_Task instructions:_
Write out each line of the material again, word for word.

_Given entries:_
+++

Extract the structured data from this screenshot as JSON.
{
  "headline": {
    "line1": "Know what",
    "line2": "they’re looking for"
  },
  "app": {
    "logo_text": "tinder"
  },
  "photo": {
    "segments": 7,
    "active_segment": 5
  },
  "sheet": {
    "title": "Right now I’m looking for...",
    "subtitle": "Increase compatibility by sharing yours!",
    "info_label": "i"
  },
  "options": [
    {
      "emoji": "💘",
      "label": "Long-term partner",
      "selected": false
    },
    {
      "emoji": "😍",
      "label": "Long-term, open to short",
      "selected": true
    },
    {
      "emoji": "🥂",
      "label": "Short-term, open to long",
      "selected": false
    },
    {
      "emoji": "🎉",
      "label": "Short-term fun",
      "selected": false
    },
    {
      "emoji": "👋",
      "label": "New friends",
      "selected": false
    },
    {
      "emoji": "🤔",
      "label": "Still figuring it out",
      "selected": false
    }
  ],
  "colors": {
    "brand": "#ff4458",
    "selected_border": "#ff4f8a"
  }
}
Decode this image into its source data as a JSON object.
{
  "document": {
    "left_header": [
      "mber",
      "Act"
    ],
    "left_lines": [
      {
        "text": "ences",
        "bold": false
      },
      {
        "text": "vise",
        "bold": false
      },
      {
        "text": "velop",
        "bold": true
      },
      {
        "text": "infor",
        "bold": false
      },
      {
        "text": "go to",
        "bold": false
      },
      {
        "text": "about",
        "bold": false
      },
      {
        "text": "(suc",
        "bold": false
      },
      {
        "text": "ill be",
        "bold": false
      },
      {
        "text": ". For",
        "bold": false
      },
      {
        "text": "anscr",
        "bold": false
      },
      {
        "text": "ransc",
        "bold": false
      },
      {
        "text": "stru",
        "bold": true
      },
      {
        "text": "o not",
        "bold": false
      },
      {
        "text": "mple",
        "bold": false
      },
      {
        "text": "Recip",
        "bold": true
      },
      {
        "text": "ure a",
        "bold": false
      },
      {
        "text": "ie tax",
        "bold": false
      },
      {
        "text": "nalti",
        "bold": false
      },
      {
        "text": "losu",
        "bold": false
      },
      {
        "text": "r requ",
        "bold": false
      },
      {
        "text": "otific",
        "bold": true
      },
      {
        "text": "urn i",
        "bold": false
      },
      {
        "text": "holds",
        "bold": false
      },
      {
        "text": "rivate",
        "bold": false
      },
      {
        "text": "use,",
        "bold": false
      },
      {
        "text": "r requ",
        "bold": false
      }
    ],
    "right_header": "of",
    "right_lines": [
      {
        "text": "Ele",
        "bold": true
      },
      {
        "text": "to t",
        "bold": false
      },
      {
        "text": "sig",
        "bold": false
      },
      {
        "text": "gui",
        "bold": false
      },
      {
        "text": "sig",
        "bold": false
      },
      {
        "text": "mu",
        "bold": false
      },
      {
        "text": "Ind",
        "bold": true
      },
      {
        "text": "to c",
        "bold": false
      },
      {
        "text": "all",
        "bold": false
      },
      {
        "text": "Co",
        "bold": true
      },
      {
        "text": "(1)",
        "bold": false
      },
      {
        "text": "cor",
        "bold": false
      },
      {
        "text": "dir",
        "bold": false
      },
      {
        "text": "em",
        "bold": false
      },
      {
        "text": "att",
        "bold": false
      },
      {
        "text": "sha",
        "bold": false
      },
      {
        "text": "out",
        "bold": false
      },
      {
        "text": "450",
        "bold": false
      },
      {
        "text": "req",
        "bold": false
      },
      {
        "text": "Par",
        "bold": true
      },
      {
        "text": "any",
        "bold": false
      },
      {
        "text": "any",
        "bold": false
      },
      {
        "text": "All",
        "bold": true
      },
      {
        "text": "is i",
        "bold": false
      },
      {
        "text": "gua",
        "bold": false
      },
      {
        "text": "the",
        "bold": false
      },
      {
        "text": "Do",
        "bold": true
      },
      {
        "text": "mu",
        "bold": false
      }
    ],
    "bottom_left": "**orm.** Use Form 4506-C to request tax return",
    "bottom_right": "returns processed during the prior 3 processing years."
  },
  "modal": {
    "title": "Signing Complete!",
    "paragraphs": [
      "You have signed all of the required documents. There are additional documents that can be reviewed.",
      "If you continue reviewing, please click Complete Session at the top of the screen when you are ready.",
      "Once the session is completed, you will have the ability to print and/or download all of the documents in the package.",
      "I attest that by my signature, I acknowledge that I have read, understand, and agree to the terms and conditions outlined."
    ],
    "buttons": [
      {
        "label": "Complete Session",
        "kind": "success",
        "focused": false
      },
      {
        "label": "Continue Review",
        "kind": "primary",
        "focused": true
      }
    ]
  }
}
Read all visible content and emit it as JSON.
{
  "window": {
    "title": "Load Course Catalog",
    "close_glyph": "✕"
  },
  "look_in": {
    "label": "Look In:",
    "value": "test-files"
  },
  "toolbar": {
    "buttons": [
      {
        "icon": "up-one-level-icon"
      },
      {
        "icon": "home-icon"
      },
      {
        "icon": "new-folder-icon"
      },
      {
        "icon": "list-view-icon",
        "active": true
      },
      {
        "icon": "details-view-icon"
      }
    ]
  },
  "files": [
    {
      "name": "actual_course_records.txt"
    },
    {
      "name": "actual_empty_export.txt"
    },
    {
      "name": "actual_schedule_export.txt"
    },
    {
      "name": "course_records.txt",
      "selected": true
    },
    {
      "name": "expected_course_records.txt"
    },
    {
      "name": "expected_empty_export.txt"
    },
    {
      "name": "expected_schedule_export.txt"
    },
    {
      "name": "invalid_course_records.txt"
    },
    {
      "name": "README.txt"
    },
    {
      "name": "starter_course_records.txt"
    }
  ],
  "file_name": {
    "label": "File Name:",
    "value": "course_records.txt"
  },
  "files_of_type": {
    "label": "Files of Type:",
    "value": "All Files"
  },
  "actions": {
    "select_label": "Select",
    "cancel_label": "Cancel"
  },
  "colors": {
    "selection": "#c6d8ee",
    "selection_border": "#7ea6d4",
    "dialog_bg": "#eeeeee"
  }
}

+++

_Answer for the task:_
Extract the structured data from this screenshot as JSON.
{
  "headline": {
    "line1": "Know what",
    "line2": "they’re looking for"
  },
  "app": {
    "logo_text": "tinder"
  },
  "photo": {
    "segments": 7,
    "active_segment": 5
  },
  "sheet": {
    "title": "Right now I’m looking for...",
    "subtitle": "Increase compatibility by sharing yours!",
    "info_label": "i"
  },
  "options": [
    {
      "emoji": "💘",
      "label": "Long-term partner",
      "selected": false
    },
    {
      "emoji": "😍",
      "label": "Long-term, open to short",
      "selected": true
    },
    {
      "emoji": "🥂",
      "label": "Short-term, open to long",
      "selected": false
    },
    {
      "emoji": "🎉",
      "label": "Short-term fun",
      "selected": false
    },
    {
      "emoji": "👋",
      "label": "New friends",
      "selected": false
    },
    {
      "emoji": "🤔",
      "label": "Still figuring it out",
      "selected": false
    }
  ],
  "colors": {
    "brand": "#ff4458",
    "selected_border": "#ff4f8a"
  }
}
Decode this image into its source data as a JSON object.
{
  "document": {
    "left_header": [
      "mber",
      "Act"
    ],
    "left_lines": [
      {
        "text": "ences",
        "bold": false
      },
      {
        "text": "vise",
        "bold": false
      },
      {
        "text": "velop",
        "bold": true
      },
      {
        "text": "infor",
        "bold": false
      },
      {
        "text": "go to",
        "bold": false
      },
      {
        "text": "about",
        "bold": false
      },
      {
        "text": "(suc",
        "bold": false
      },
      {
        "text": "ill be",
        "bold": false
      },
      {
        "text": ". For",
        "bold": false
      },
      {
        "text": "anscr",
        "bold": false
      },
      {
        "text": "ransc",
        "bold": false
      },
      {
        "text": "stru",
        "bold": true
      },
      {
        "text": "o not",
        "bold": false
      },
      {
        "text": "mple",
        "bold": false
      },
      {
        "text": "Recip",
        "bold": true
      },
      {
        "text": "ure a",
        "bold": false
      },
      {
        "text": "ie tax",
        "bold": false
      },
      {
        "text": "nalti",
        "bold": false
      },
      {
        "text": "losu",
        "bold": false
      },
      {
        "text": "r requ",
        "bold": false
      },
      {
        "text": "otific",
        "bold": true
      },
      {
        "text": "urn i",
        "bold": false
      },
      {
        "text": "holds",
        "bold": false
      },
      {
        "text": "rivate",
        "bold": false
      },
      {
        "text": "use,",
        "bold": false
      },
      {
        "text": "r requ",
        "bold": false
      }
    ],
    "right_header": "of",
    "right_lines": [
      {
        "text": "Ele",
        "bold": true
      },
      {
        "text": "to t",
        "bold": false
      },
      {
        "text": "sig",
        "bold": false
      },
      {
        "text": "gui",
        "bold": false
      },
      {
        "text": "sig",
        "bold": false
      },
      {
        "text": "mu",
        "bold": false
      },
      {
        "text": "Ind",
        "bold": true
      },
      {
        "text": "to c",
        "bold": false
      },
      {
        "text": "all",
        "bold": false
      },
      {
        "text": "Co",
        "bold": true
      },
      {
        "text": "(1)",
        "bold": false
      },
      {
        "text": "cor",
        "bold": false
      },
      {
        "text": "dir",
        "bold": false
      },
      {
        "text": "em",
        "bold": false
      },
      {
        "text": "att",
        "bold": false
      },
      {
        "text": "sha",
        "bold": false
      },
      {
        "text": "out",
        "bold": false
      },
      {
        "text": "450",
        "bold": false
      },
      {
        "text": "req",
        "bold": false
      },
      {
        "text": "Par",
        "bold": true
      },
      {
        "text": "any",
        "bold": false
      },
      {
        "text": "any",
        "bold": false
      },
      {
        "text": "All",
        "bold": true
      },
      {
        "text": "is i",
        "bold": false
      },
      {
        "text": "gua",
        "bold": false
      },
      {
        "text": "the",
        "bold": false
      },
      {
        "text": "Do",
        "bold": true
      },
      {
        "text": "mu",
        "bold": false
      }
    ],
    "bottom_left": "**orm.** Use Form 4506-C to request tax return",
    "bottom_right": "returns processed during the prior 3 processing years."
  },
  "modal": {
    "title": "Signing Complete!",
    "paragraphs": [
      "You have signed all of the required documents. There are additional documents that can be reviewed.",
      "If you continue reviewing, please click Complete Session at the top of the screen when you are ready.",
      "Once the session is completed, you will have the ability to print and/or download all of the documents in the package.",
      "I attest that by my signature, I acknowledge that I have read, understand, and agree to the terms and conditions outlined."
    ],
    "buttons": [
      {
        "label": "Complete Session",
        "kind": "success",
        "focused": false
      },
      {
        "label": "Continue Review",
        "kind": "primary",
        "focused": true
      }
    ]
  }
}
Read all visible content and emit it as JSON.
{
  "window": {
    "title": "Load Course Catalog",
    "close_glyph": "✕"
  },
  "look_in": {
    "label": "Look In:",
    "value": "test-files"
  },
  "toolbar": {
    "buttons": [
      {
        "icon": "up-one-level-icon"
      },
      {
        "icon": "home-icon"
      },
      {
        "icon": "new-folder-icon"
      },
      {
        "icon": "list-view-icon",
        "active": true
      },
      {
        "icon": "details-view-icon"
      }
    ]
  },
  "files": [
    {
      "name": "actual_course_records.txt"
    },
    {
      "name": "actual_empty_export.txt"
    },
    {
      "name": "actual_schedule_export.txt"
    },
    {
      "name": "course_records.txt",
      "selected": true
    },
    {
      "name": "expected_course_records.txt"
    },
    {
      "name": "expected_empty_export.txt"
    },
    {
      "name": "expected_schedule_export.txt"
    },
    {
      "name": "invalid_course_records.txt"
    },
    {
      "name": "README.txt"
    },
    {
      "name": "starter_course_records.txt"
    }
  ],
  "file_name": {
    "label": "File Name:",
    "value": "course_records.txt"
  },
  "files_of_type": {
    "label": "Files of Type:",
    "value": "All Files"
  },
  "actions": {
    "select_label": "Select",
    "cancel_label": "Cancel"
  },
  "colors": {
    "selection": "#c6d8ee",
    "selection_border": "#7ea6d4",
    "dialog_bg": "#eeeeee"
  }
}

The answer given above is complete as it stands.